(Do this)
Which lines hold the word "Checkerboard"? Show each of them.

(Record extracts)
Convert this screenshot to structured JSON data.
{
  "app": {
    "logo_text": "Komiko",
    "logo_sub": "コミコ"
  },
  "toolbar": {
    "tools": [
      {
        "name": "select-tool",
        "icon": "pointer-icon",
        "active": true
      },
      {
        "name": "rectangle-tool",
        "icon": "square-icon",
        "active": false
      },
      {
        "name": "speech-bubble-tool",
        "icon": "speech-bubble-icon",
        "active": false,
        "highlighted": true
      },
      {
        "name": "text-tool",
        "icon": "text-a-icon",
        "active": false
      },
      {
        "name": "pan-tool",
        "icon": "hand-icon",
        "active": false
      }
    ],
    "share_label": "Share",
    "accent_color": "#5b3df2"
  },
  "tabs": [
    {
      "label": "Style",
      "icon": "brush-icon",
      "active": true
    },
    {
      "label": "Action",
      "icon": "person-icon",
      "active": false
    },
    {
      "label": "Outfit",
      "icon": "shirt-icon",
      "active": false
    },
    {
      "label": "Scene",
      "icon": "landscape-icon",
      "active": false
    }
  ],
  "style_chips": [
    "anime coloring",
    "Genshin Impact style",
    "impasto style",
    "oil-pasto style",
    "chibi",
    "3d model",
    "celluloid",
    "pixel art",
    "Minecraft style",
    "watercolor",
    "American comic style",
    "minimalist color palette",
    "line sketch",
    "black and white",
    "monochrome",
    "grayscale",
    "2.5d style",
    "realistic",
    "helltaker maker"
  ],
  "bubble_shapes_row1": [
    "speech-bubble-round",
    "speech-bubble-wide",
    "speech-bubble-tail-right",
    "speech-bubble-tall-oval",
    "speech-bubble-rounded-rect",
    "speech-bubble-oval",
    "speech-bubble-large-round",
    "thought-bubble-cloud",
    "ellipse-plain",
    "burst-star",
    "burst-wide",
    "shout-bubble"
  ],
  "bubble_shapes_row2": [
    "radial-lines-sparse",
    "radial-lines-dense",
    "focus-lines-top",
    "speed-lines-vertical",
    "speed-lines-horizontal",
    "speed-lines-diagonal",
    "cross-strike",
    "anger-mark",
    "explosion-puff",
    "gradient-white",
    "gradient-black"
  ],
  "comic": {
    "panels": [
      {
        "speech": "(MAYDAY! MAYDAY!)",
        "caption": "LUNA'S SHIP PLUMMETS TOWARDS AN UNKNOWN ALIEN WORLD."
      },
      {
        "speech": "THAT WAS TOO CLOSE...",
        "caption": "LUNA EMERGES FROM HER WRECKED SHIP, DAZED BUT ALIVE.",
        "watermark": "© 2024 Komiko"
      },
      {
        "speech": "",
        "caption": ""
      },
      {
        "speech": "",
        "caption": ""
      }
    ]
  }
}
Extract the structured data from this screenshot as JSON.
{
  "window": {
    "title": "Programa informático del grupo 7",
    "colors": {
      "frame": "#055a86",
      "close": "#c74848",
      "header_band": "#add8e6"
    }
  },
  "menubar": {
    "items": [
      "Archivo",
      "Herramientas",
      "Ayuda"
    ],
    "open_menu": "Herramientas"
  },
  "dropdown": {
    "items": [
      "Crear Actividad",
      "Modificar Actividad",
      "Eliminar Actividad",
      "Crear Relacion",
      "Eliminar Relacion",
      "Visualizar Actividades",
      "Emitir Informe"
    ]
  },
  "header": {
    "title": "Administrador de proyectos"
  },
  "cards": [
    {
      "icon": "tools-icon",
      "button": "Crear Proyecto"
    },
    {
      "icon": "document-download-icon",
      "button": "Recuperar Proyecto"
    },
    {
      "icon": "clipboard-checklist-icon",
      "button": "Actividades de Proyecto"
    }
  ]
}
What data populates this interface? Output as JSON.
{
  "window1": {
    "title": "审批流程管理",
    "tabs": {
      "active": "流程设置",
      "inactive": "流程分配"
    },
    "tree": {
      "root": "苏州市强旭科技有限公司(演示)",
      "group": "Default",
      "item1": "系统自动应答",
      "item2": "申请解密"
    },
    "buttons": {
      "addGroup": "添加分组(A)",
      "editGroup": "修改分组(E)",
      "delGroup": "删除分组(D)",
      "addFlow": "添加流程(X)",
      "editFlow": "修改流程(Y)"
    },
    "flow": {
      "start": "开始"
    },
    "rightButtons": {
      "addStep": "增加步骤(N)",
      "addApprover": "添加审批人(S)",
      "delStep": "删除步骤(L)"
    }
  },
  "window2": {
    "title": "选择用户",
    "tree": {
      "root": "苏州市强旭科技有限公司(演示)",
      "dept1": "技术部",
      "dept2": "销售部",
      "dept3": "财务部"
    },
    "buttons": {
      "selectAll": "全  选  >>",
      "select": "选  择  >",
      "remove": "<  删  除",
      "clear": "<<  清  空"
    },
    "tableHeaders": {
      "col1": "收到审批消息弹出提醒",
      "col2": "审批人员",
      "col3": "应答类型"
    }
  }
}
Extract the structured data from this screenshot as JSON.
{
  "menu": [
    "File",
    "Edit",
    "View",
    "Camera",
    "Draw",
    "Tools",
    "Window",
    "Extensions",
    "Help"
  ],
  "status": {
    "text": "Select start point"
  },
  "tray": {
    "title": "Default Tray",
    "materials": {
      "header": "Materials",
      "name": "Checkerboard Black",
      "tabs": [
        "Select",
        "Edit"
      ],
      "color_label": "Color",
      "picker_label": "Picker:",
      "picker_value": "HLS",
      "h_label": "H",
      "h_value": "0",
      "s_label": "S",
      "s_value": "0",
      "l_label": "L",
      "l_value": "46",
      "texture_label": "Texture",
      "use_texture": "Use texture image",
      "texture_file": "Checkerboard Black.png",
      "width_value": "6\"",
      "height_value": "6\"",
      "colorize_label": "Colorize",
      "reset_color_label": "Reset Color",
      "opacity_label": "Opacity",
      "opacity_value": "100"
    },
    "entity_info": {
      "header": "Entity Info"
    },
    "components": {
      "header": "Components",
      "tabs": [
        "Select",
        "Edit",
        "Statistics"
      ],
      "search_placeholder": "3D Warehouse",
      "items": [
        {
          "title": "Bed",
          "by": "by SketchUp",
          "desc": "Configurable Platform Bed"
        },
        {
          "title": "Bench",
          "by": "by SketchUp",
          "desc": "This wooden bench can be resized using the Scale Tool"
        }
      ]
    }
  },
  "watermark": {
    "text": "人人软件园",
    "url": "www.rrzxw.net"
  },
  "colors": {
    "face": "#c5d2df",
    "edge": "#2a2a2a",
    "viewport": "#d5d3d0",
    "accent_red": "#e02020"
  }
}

(The completed task)
      "name": "Checkerboard Black",
      "texture_file": "Checkerboard Black.png",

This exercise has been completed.